§ **Given request**
Exclude all pictures, then copy each of the records exactly as written.

§ **Raw records**
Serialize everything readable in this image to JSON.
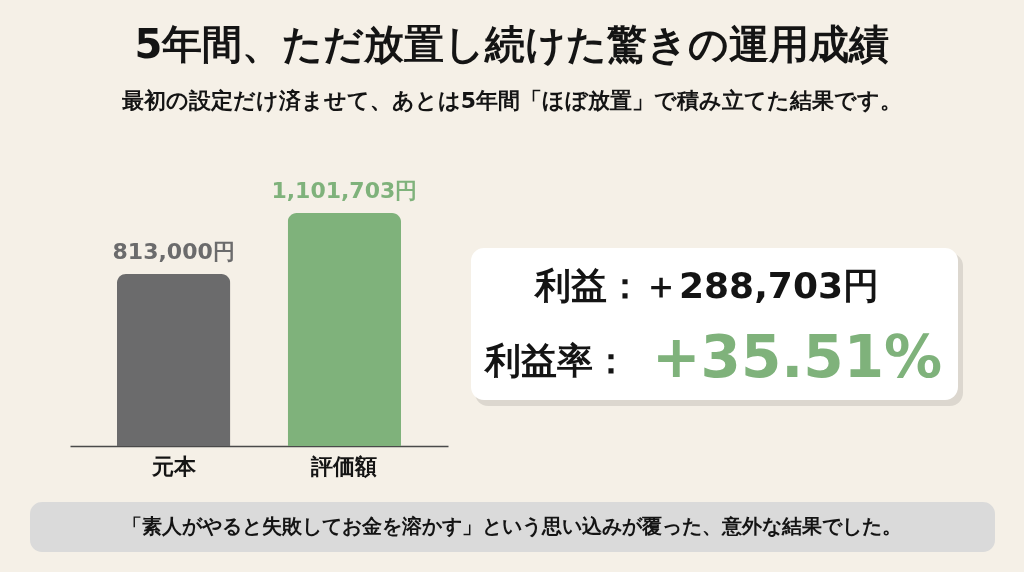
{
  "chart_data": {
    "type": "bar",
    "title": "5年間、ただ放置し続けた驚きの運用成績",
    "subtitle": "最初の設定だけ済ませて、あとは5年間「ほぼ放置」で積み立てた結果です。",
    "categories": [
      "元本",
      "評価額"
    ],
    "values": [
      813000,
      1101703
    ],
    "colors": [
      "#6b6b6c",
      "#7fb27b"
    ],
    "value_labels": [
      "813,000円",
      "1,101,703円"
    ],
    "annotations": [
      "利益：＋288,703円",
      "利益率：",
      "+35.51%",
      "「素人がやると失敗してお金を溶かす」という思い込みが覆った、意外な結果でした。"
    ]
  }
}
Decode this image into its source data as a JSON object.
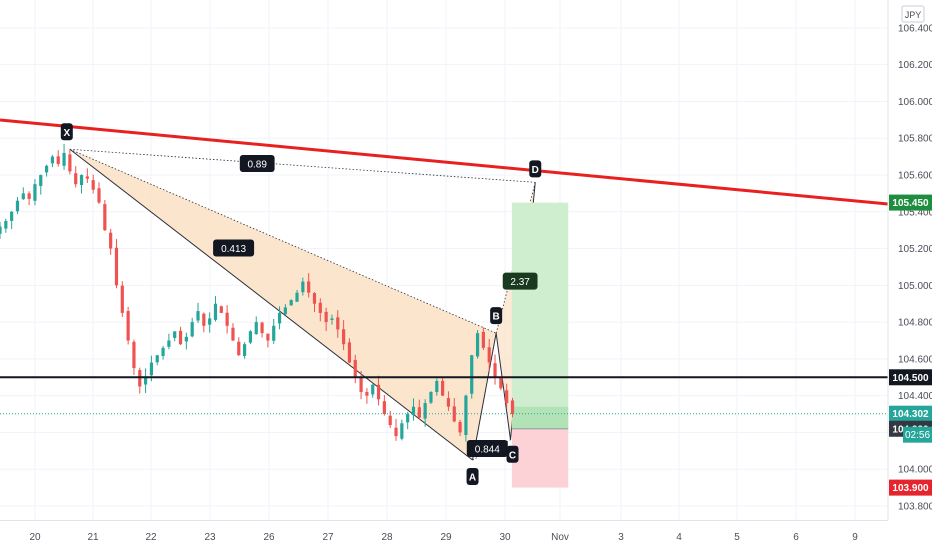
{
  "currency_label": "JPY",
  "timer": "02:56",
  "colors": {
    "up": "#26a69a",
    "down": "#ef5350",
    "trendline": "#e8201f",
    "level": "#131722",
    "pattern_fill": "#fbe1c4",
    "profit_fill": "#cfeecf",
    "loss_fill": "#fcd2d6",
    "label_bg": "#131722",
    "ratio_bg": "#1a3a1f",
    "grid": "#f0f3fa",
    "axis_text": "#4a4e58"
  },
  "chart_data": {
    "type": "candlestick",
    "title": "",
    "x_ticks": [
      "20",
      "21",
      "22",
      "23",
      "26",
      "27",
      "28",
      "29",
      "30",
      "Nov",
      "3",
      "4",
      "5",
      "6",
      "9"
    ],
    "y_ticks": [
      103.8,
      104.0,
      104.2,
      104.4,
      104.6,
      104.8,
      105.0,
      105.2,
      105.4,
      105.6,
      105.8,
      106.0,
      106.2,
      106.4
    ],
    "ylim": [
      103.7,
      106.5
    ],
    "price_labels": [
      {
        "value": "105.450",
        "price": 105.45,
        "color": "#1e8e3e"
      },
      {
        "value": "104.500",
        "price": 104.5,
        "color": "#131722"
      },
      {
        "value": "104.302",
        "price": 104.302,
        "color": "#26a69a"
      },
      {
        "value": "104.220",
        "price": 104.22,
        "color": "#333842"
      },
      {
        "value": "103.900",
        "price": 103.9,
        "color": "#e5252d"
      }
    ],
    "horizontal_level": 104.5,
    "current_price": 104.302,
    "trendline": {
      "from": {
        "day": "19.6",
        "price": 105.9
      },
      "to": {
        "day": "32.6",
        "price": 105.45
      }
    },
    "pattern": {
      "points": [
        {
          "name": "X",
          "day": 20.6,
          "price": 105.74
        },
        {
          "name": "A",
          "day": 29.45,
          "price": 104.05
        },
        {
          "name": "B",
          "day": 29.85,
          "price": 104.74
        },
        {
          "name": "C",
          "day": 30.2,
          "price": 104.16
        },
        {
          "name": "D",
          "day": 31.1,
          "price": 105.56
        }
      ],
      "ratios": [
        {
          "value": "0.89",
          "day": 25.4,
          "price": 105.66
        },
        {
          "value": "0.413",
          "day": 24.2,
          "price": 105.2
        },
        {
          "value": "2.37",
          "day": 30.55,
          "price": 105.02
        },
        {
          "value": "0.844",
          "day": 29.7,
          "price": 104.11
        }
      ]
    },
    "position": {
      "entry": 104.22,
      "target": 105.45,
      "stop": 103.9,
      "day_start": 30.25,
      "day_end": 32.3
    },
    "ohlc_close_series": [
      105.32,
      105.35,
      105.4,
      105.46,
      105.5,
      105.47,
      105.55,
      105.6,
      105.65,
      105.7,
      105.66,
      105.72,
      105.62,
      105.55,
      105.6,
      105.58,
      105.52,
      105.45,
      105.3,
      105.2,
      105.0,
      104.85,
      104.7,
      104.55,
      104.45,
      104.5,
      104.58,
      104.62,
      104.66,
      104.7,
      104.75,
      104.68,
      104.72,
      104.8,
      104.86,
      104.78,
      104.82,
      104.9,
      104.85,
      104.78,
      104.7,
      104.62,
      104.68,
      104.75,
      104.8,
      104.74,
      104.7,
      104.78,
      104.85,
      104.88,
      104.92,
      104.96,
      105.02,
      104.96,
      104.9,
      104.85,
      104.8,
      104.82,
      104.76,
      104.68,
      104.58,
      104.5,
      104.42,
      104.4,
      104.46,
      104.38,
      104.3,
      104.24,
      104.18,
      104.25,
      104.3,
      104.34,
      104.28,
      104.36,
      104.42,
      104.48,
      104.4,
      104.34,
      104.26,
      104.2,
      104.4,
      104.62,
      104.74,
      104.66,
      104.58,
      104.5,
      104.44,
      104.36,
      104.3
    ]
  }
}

§ **Written response**
Serialize everything readable in this image to JSON.
{
  "chart_data": {
    "type": "bar",
    "title": "5年間、ただ放置し続けた驚きの運用成績",
    "subtitle": "最初の設定だけ済ませて、あとは5年間「ほぼ放置」で積み立てた結果です。",
    "categories": [
      "元本",
      "評価額"
    ],
    "values": [
      813000,
      1101703
    ],
    "colors": [
      "#6b6b6c",
      "#7fb27b"
    ],
    "value_labels": [
      "813,000円",
      "1,101,703円"
    ],
    "annotations": [
      "利益：＋288,703円",
      "利益率：",
      "+35.51%",
      "「素人がやると失敗してお金を溶かす」という思い込みが覆った、意外な結果でした。"
    ]
  }
}
Decode this image into its source data as a JSON object.
{
  "currency_label": "JPY",
  "timer": "02:56",
  "colors": {
    "up": "#26a69a",
    "down": "#ef5350",
    "trendline": "#e8201f",
    "level": "#131722",
    "pattern_fill": "#fbe1c4",
    "profit_fill": "#cfeecf",
    "loss_fill": "#fcd2d6",
    "label_bg": "#131722",
    "ratio_bg": "#1a3a1f",
    "grid": "#f0f3fa",
    "axis_text": "#4a4e58"
  },
  "chart_data": {
    "type": "candlestick",
    "title": "",
    "x_ticks": [
      "20",
      "21",
      "22",
      "23",
      "26",
      "27",
      "28",
      "29",
      "30",
      "Nov",
      "3",
      "4",
      "5",
      "6",
      "9"
    ],
    "y_ticks": [
      103.8,
      104.0,
      104.2,
      104.4,
      104.6,
      104.8,
      105.0,
      105.2,
      105.4,
      105.6,
      105.8,
      106.0,
      106.2,
      106.4
    ],
    "ylim": [
      103.7,
      106.5
    ],
    "price_labels": [
      {
        "value": "105.450",
        "price": 105.45,
        "color": "#1e8e3e"
      },
      {
        "value": "104.500",
        "price": 104.5,
        "color": "#131722"
      },
      {
        "value": "104.302",
        "price": 104.302,
        "color": "#26a69a"
      },
      {
        "value": "104.220",
        "price": 104.22,
        "color": "#333842"
      },
      {
        "value": "103.900",
        "price": 103.9,
        "color": "#e5252d"
      }
    ],
    "horizontal_level": 104.5,
    "current_price": 104.302,
    "trendline": {
      "from": {
        "day": "19.6",
        "price": 105.9
      },
      "to": {
        "day": "32.6",
        "price": 105.45
      }
    },
    "pattern": {
      "points": [
        {
          "name": "X",
          "day": 20.6,
          "price": 105.74
        },
        {
          "name": "A",
          "day": 29.45,
          "price": 104.05
        },
        {
          "name": "B",
          "day": 29.85,
          "price": 104.74
        },
        {
          "name": "C",
          "day": 30.2,
          "price": 104.16
        },
        {
          "name": "D",
          "day": 31.1,
          "price": 105.56
        }
      ],
      "ratios": [
        {
          "value": "0.89",
          "day": 25.4,
          "price": 105.66
        },
        {
          "value": "0.413",
          "day": 24.2,
          "price": 105.2
        },
        {
          "value": "2.37",
          "day": 30.55,
          "price": 105.02
        },
        {
          "value": "0.844",
          "day": 29.7,
          "price": 104.11
        }
      ]
    },
    "position": {
      "entry": 104.22,
      "target": 105.45,
      "stop": 103.9,
      "day_start": 30.25,
      "day_end": 32.3
    },
    "ohlc_close_series": [
      105.32,
      105.35,
      105.4,
      105.46,
      105.5,
      105.47,
      105.55,
      105.6,
      105.65,
      105.7,
      105.66,
      105.72,
      105.62,
      105.55,
      105.6,
      105.58,
      105.52,
      105.45,
      105.3,
      105.2,
      105.0,
      104.85,
      104.7,
      104.55,
      104.45,
      104.5,
      104.58,
      104.62,
      104.66,
      104.7,
      104.75,
      104.68,
      104.72,
      104.8,
      104.86,
      104.78,
      104.82,
      104.9,
      104.85,
      104.78,
      104.7,
      104.62,
      104.68,
      104.75,
      104.8,
      104.74,
      104.7,
      104.78,
      104.85,
      104.88,
      104.92,
      104.96,
      105.02,
      104.96,
      104.9,
      104.85,
      104.8,
      104.82,
      104.76,
      104.68,
      104.58,
      104.5,
      104.42,
      104.4,
      104.46,
      104.38,
      104.3,
      104.24,
      104.18,
      104.25,
      104.3,
      104.34,
      104.28,
      104.36,
      104.42,
      104.48,
      104.4,
      104.34,
      104.26,
      104.2,
      104.4,
      104.62,
      104.74,
      104.66,
      104.58,
      104.5,
      104.44,
      104.36,
      104.3
    ]
  }
}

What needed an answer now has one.